Given task>
Lines that hold the word "tibbiyotning" should be located and copied.

___ Task material

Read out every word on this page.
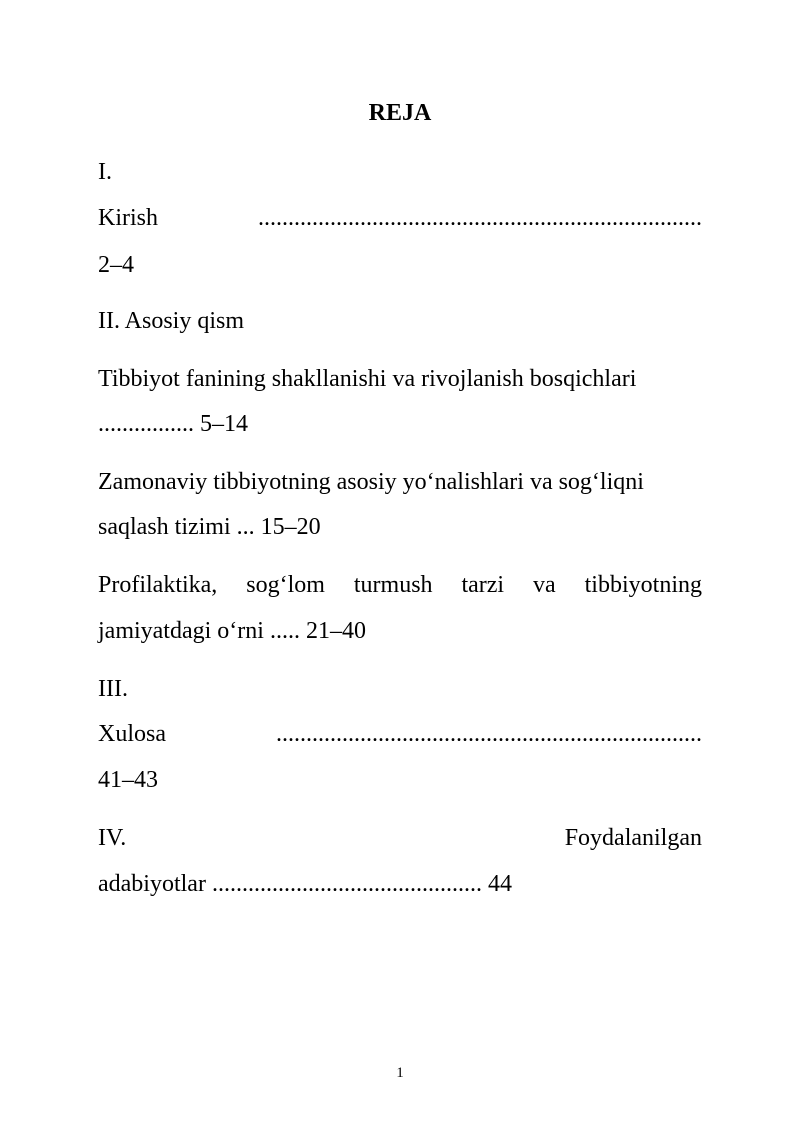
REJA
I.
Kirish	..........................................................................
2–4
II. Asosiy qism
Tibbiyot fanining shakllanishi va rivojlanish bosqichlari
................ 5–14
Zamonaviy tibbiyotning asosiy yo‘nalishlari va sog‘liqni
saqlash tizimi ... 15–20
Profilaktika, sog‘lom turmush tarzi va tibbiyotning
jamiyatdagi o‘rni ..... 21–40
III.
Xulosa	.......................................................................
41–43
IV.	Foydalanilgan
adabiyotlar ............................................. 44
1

______
___ Task material

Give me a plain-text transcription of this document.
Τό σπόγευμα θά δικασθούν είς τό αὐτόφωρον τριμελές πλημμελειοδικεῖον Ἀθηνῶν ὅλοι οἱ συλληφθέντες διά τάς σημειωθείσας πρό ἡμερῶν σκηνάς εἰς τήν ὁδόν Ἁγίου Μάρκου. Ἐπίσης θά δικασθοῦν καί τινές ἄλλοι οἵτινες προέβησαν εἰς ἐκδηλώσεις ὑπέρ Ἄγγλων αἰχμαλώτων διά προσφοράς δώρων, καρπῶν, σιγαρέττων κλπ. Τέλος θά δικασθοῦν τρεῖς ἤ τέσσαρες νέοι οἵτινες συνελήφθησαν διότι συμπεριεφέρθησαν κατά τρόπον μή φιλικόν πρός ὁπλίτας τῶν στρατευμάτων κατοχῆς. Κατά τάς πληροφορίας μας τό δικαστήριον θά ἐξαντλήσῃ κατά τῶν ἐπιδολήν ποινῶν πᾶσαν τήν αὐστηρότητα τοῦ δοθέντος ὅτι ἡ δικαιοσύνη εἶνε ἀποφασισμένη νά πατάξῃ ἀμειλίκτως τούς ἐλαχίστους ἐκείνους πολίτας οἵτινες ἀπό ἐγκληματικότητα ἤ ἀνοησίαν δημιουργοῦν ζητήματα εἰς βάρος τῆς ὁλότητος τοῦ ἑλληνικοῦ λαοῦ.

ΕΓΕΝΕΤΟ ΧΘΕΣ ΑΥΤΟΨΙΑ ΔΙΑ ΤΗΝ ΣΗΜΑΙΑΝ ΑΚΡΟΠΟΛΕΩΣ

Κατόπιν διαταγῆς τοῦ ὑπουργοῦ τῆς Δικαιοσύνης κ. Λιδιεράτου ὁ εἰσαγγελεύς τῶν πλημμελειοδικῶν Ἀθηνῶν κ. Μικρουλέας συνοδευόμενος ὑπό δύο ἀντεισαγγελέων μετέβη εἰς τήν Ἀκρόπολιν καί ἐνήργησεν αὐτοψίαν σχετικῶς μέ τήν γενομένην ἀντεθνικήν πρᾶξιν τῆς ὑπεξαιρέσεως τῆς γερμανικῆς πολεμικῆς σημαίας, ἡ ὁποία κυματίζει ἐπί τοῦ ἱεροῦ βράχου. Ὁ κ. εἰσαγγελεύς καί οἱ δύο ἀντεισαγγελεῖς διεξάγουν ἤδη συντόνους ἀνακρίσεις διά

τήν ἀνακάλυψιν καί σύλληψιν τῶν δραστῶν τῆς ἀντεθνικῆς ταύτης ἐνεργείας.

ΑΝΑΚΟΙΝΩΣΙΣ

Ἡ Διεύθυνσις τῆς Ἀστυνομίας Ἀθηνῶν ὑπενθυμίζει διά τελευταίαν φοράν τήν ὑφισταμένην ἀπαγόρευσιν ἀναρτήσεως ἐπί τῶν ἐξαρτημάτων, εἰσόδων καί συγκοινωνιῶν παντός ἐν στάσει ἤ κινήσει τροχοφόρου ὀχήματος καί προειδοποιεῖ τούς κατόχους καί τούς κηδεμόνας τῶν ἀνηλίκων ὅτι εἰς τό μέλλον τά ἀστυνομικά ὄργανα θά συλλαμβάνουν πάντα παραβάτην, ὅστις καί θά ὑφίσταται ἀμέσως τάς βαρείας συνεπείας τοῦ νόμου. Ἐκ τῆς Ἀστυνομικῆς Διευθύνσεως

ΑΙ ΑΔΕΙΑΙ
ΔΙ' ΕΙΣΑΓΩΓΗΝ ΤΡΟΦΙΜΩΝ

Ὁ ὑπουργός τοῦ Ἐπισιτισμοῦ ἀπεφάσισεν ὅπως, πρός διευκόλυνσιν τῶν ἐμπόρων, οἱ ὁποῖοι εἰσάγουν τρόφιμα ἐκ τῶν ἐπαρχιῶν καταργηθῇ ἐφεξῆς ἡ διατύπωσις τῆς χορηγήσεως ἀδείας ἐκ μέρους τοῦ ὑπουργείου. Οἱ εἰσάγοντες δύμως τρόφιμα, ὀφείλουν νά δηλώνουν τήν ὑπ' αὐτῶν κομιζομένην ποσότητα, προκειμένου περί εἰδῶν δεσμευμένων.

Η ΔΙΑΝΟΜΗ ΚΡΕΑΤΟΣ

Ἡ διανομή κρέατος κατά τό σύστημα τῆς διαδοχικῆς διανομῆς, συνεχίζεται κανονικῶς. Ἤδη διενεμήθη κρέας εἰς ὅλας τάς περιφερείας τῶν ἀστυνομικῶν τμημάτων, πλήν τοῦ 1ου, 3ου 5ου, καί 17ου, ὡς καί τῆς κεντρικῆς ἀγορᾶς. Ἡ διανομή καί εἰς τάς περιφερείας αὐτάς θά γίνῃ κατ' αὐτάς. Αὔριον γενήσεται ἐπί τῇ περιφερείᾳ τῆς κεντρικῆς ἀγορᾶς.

______

Written response>
Zamonaviy tibbiyotning asosiy yo‘nalishlari va sog‘liqni
Profilaktika, sog‘lom turmush tarzi va tibbiyotning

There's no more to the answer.